WHAT IS NEEDED => Print the records verbatim, from the line containing "scale-tick: 500 <box>136 1523 163 1543</box>" through the line containing "city-marker <box>1624 519 1639 534</box>", both lines included.

○ ○ ○ ○

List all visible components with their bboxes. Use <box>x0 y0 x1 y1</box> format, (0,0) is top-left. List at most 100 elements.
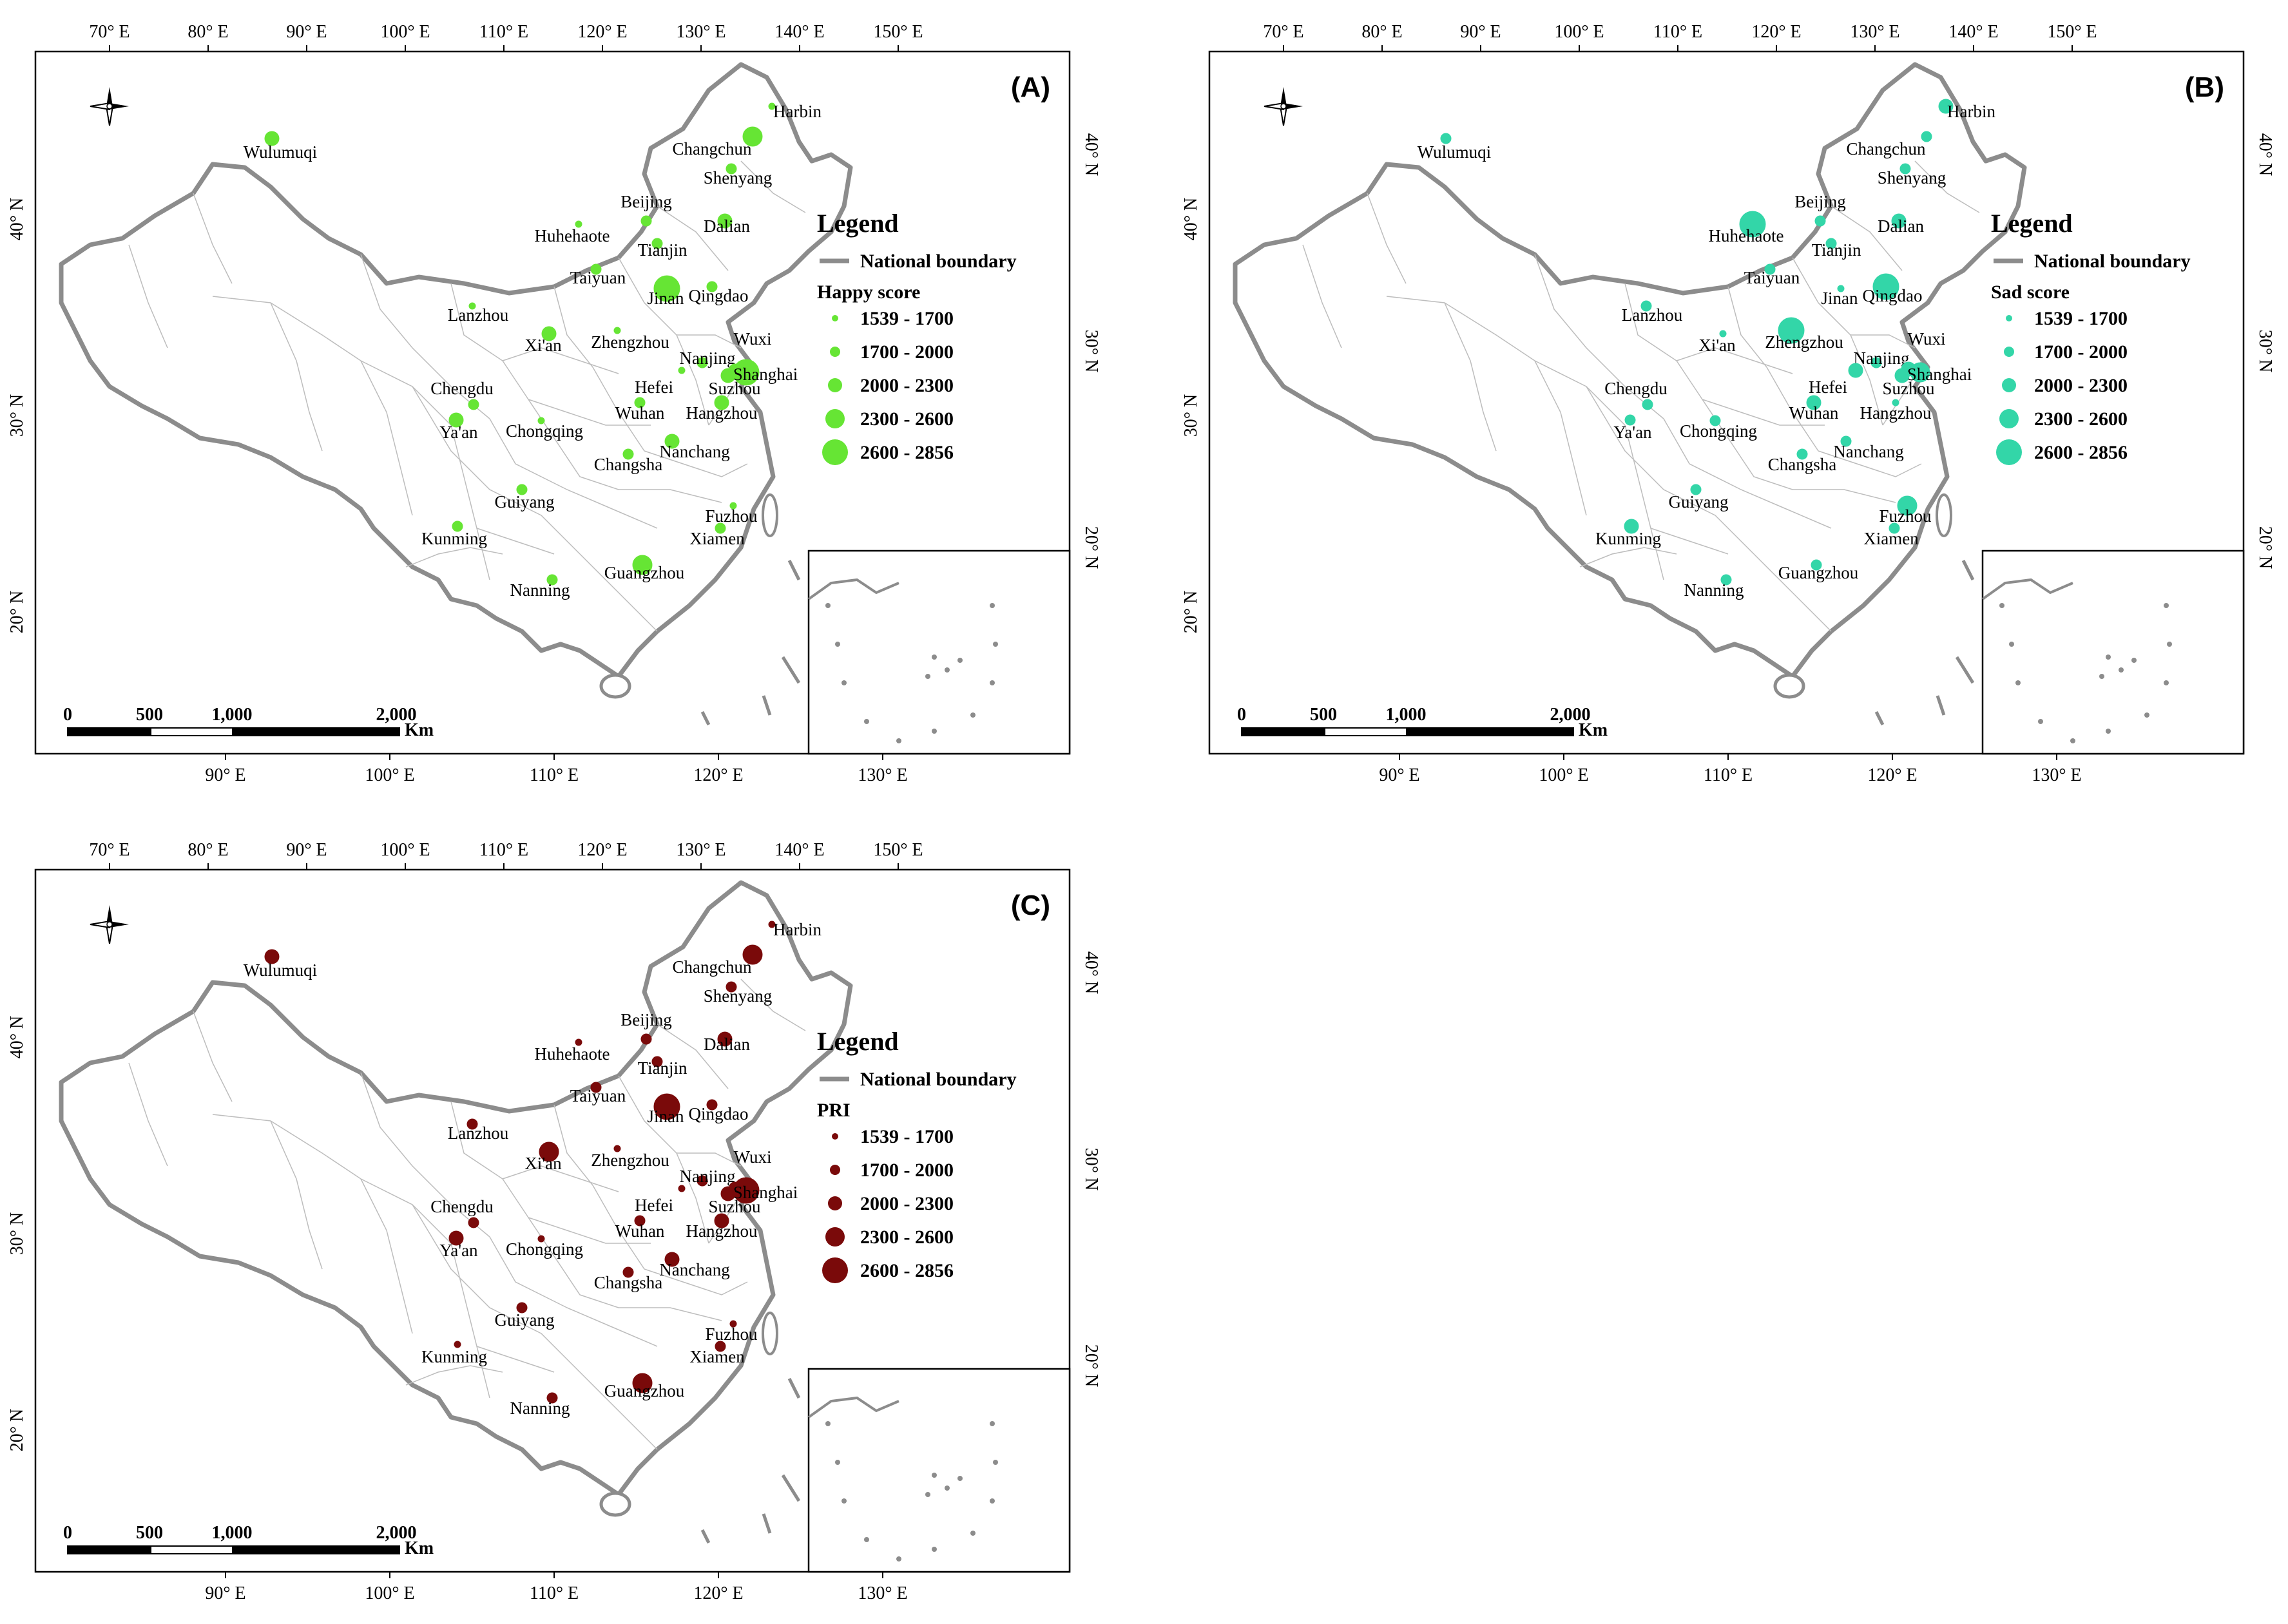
scale-tick: 500 <box>136 1523 163 1543</box>
city-label: Changchun <box>673 957 752 977</box>
city-label: Shanghai <box>733 1183 798 1202</box>
top-lon-tick: 120° E <box>577 840 627 860</box>
legend-class-label: 2600 - 2856 <box>2034 442 2128 463</box>
scale-tick: 2,000 <box>1550 705 1591 725</box>
city-marker <box>468 399 479 410</box>
left-lat-tick: 20° N <box>7 591 27 633</box>
legend-class-label: 2300 - 2600 <box>860 408 954 430</box>
top-lon-tick: 70° E <box>89 22 130 42</box>
left-lat-tick: 40° N <box>7 1016 27 1058</box>
hainan-island <box>1773 673 1805 699</box>
city-marker <box>1624 519 1639 534</box>
city-label: Chengdu <box>430 1197 494 1216</box>
city-label: Lanzhou <box>448 1123 509 1143</box>
legend-symbol <box>830 347 840 357</box>
top-lon-tick: 100° E <box>1554 22 1604 42</box>
scale-tick: 0 <box>63 1523 72 1543</box>
city-marker <box>714 395 729 410</box>
city-marker <box>516 484 528 495</box>
scale-tick: 1,000 <box>212 1523 253 1543</box>
city-label: Guiyang <box>495 1310 555 1330</box>
province-boundaries <box>128 979 806 1450</box>
city-marker <box>264 131 280 146</box>
city-label: Fuzhou <box>1879 506 1932 526</box>
city-label: Lanzhou <box>448 305 509 325</box>
legend-score-title: Happy score <box>817 282 920 303</box>
scale-tick: 500 <box>136 705 163 725</box>
city-label: Beijing <box>1794 192 1846 211</box>
legend-symbol <box>832 315 838 321</box>
city-label: Wuhan <box>1789 403 1839 423</box>
city-marker <box>1872 273 1899 300</box>
city-label: Chengdu <box>430 379 494 398</box>
city-marker <box>466 1118 478 1130</box>
city-marker <box>1739 211 1766 238</box>
left-lat-tick: 40° N <box>7 198 27 240</box>
map-legend: Legend National boundary Sad score 1539 - 1… <box>1991 209 2191 465</box>
city-label: Harbin <box>1947 102 1995 121</box>
bottom-lon-tick: 100° E <box>1539 765 1588 785</box>
city-marker <box>714 1213 729 1228</box>
left-lat-tick: 30° N <box>7 394 27 437</box>
legend-class-label: 2300 - 2600 <box>860 1227 954 1248</box>
left-lat-tick: 30° N <box>1181 394 1201 437</box>
city-label: Harbin <box>773 920 822 939</box>
top-lon-tick: 90° E <box>1460 22 1501 42</box>
city-label: Qingdao <box>689 286 749 305</box>
city-marker <box>729 1320 737 1328</box>
city-label: Wulumuqi <box>1418 142 1491 162</box>
left-lat-tick: 20° N <box>1181 591 1201 633</box>
south-china-sea-inset <box>807 549 1071 755</box>
scale-unit: Km <box>1579 720 1608 740</box>
city-marker <box>1709 415 1721 426</box>
city-label: Suzhou <box>709 379 762 398</box>
city-marker <box>1870 357 1882 368</box>
left-lat-tick: 20° N <box>7 1409 27 1451</box>
top-lon-tick: 130° E <box>1850 22 1899 42</box>
city-marker <box>537 1235 545 1243</box>
city-label: Shanghai <box>1907 365 1972 384</box>
scale-unit: Km <box>405 1538 434 1558</box>
city-marker <box>1640 300 1652 312</box>
city-label: Shenyang <box>704 168 772 187</box>
top-lon-tick: 150° E <box>2047 22 2097 42</box>
province-boundaries <box>1302 160 1980 632</box>
city-marker <box>1719 330 1727 338</box>
city-label: Taiyuan <box>1744 268 1800 287</box>
city-label: Lanzhou <box>1622 305 1683 325</box>
top-lon-tick: 130° E <box>676 22 726 42</box>
top-lon-tick: 80° E <box>187 22 228 42</box>
top-lon-tick: 70° E <box>89 840 130 860</box>
city-marker <box>1814 215 1826 227</box>
city-marker <box>742 126 763 147</box>
map-legend: Legend National boundary PRI 1539 - 1700 170… <box>817 1027 1017 1283</box>
city-label: Xi'an <box>524 336 562 355</box>
city-marker <box>1891 213 1907 229</box>
city-marker <box>622 448 634 460</box>
legend-class-label: 1700 - 2000 <box>860 341 954 363</box>
city-label: Nanjing <box>1854 349 1910 368</box>
city-label: Qingdao <box>689 1104 749 1123</box>
bottom-lon-tick: 120° E <box>693 765 743 785</box>
city-marker <box>1764 263 1776 275</box>
city-marker <box>1720 574 1732 586</box>
top-lon-tick: 110° E <box>479 22 528 42</box>
top-lon-tick: 70° E <box>1263 22 1303 42</box>
north-arrow-compass-icon <box>90 905 129 944</box>
legend-symbol <box>828 1196 842 1210</box>
city-marker <box>1825 238 1837 249</box>
top-lon-tick: 100° E <box>380 22 430 42</box>
bottom-lon-tick: 130° E <box>2032 765 2081 785</box>
city-label: Ya'an <box>1613 423 1652 442</box>
legend-symbol <box>822 439 848 465</box>
city-marker <box>768 102 776 110</box>
city-marker <box>575 1038 582 1046</box>
bottom-lon-tick: 120° E <box>693 1583 743 1603</box>
top-lon-tick: 150° E <box>873 22 923 42</box>
city-marker <box>1889 522 1900 534</box>
city-label: Guangzhou <box>604 1381 685 1400</box>
taiwan-island <box>762 493 778 537</box>
legend-symbol <box>1999 409 2019 428</box>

○ ○ ○ ○

THE OUTPUT =>
scale-tick: 500 <box>136 1523 163 1543</box>
city-label: Changchun <box>673 957 752 977</box>
city-label: Shanghai <box>733 1183 798 1202</box>
top-lon-tick: 120° E <box>577 840 627 860</box>
legend-class-label: 2600 - 2856 <box>2034 442 2128 463</box>
scale-tick: 2,000 <box>1550 705 1591 725</box>
city-marker <box>468 399 479 410</box>
left-lat-tick: 20° N <box>7 591 27 633</box>
legend-class-label: 2300 - 2600 <box>860 408 954 430</box>
top-lon-tick: 70° E <box>89 22 130 42</box>
left-lat-tick: 40° N <box>7 1016 27 1058</box>
hainan-island <box>1773 673 1805 699</box>
city-marker <box>1624 519 1639 534</box>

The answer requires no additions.